--- Start of Listing ---

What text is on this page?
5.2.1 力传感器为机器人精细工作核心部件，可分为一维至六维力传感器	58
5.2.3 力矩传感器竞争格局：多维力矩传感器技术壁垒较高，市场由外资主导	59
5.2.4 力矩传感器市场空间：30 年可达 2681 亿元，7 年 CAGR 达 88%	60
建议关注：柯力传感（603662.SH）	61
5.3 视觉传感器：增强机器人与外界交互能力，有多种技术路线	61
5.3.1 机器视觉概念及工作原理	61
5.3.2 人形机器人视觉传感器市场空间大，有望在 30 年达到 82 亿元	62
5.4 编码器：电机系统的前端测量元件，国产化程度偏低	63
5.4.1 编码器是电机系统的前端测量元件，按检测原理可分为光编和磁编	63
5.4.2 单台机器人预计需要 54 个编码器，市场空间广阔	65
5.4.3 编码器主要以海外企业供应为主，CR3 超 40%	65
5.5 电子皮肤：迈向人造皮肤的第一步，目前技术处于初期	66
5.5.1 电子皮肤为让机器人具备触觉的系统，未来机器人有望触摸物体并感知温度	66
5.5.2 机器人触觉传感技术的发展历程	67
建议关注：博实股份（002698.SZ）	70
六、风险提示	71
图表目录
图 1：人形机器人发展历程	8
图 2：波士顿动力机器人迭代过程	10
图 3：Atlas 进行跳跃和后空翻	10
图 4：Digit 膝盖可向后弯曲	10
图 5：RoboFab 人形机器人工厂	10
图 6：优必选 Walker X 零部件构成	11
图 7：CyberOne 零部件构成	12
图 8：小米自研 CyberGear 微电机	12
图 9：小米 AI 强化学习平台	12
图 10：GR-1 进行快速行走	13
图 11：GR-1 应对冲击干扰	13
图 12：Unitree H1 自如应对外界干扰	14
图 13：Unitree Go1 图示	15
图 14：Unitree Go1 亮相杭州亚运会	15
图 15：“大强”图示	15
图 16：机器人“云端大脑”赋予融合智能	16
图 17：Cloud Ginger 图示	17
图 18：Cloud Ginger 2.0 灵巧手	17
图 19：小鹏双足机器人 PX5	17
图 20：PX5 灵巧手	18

--- End of Listing ---

Your objective – Go through the listing above and locate each line that holds the word "Cloud". Copy those lines.

Written response –
图 17：Cloud Ginger 图示	17
图 18：Cloud Ginger 2.0 灵巧手	17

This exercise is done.